## Begin EXTRACTED MATERIAL

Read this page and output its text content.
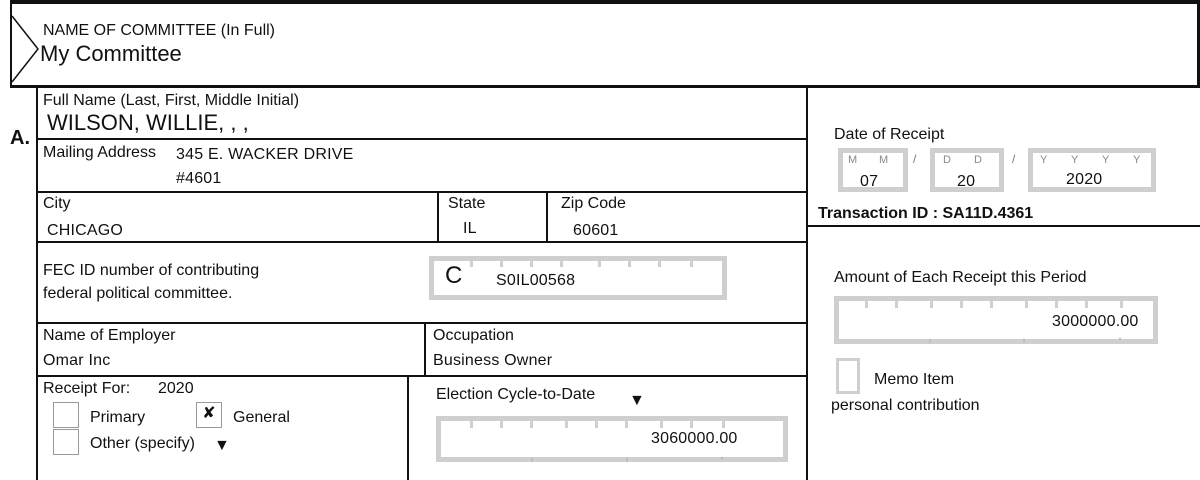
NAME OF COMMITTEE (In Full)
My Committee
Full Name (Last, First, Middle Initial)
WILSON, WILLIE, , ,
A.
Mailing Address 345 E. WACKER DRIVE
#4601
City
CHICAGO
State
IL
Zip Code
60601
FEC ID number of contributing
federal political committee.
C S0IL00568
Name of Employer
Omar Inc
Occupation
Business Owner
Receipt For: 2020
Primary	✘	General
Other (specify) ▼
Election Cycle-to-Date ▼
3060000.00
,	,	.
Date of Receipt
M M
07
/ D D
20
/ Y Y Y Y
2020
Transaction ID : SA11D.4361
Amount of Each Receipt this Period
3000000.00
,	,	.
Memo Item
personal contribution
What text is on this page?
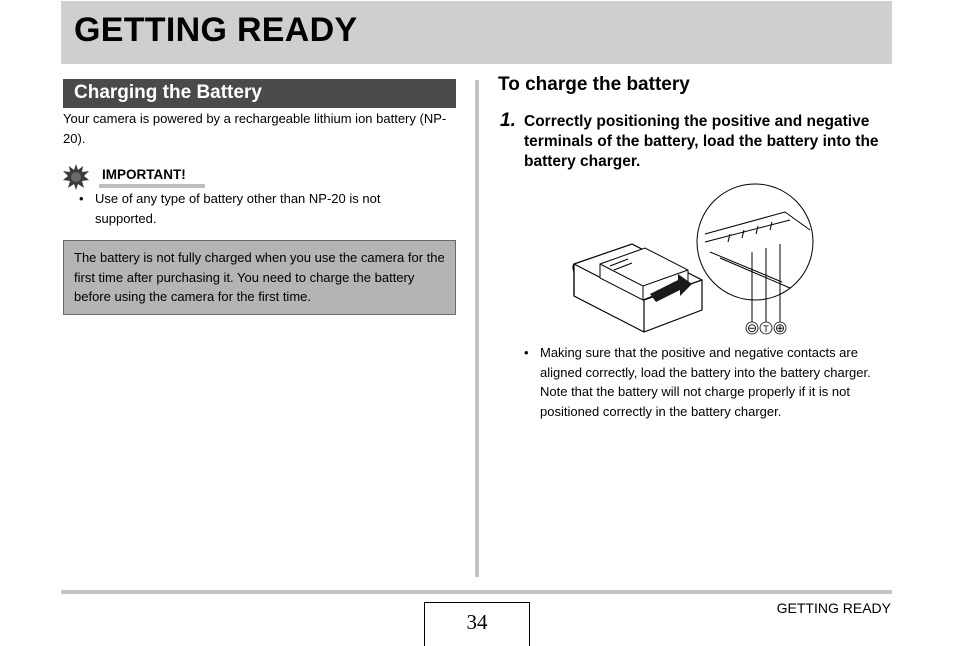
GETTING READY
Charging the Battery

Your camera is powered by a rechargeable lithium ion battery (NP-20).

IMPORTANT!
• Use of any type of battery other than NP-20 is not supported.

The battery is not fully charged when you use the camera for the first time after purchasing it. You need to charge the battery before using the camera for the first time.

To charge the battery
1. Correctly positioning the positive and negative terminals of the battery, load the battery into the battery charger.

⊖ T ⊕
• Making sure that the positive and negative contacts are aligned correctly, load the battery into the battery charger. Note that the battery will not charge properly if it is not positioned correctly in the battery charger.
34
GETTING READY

## End EXTRACTED MATERIAL
## Begin EXTRACTED MATERIAL

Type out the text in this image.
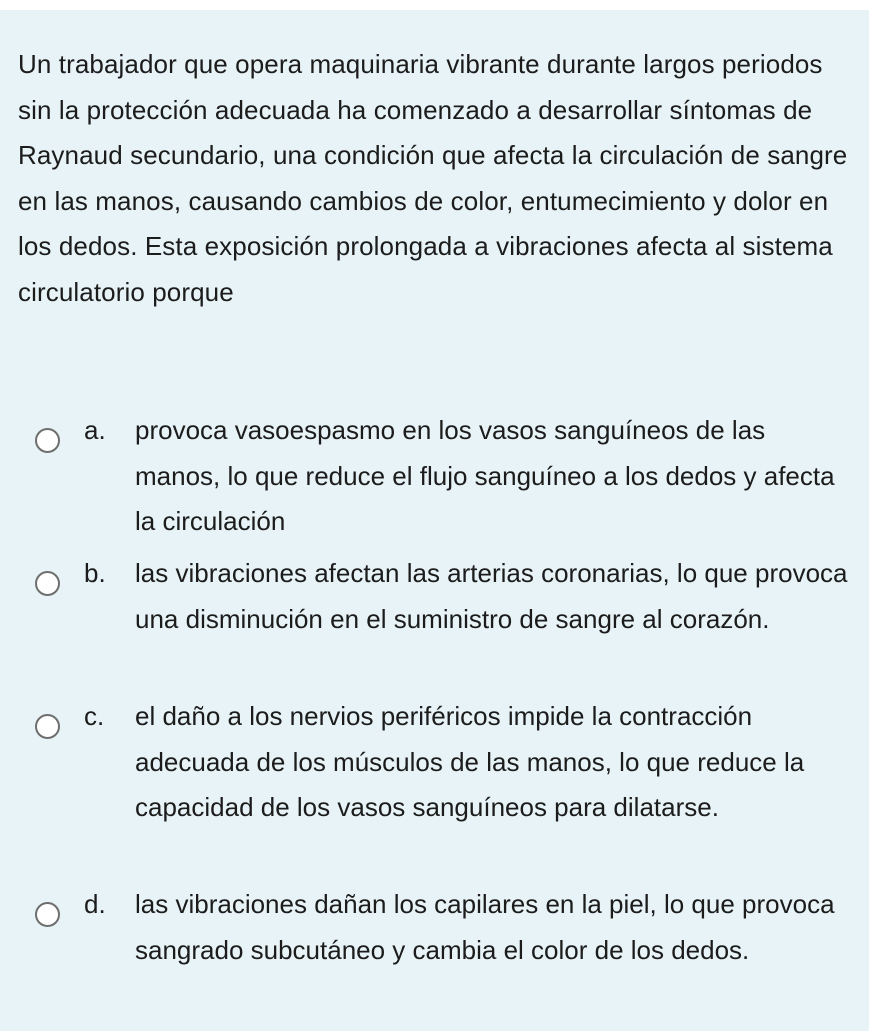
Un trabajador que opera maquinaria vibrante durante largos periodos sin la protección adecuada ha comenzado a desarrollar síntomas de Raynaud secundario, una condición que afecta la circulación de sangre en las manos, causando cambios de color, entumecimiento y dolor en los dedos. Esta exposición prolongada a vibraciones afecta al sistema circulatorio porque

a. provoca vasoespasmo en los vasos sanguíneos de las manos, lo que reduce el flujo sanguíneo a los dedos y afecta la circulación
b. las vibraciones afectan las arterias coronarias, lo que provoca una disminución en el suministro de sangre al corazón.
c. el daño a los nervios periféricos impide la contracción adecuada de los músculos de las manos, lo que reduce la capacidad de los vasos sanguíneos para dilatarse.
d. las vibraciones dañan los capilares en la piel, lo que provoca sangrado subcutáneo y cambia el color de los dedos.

## End EXTRACTED MATERIAL

** STATED TASK **
Report how many lines in the listing include the word "this". Give nothing but the count.

** ANSWER TO THE PROBLEM **
4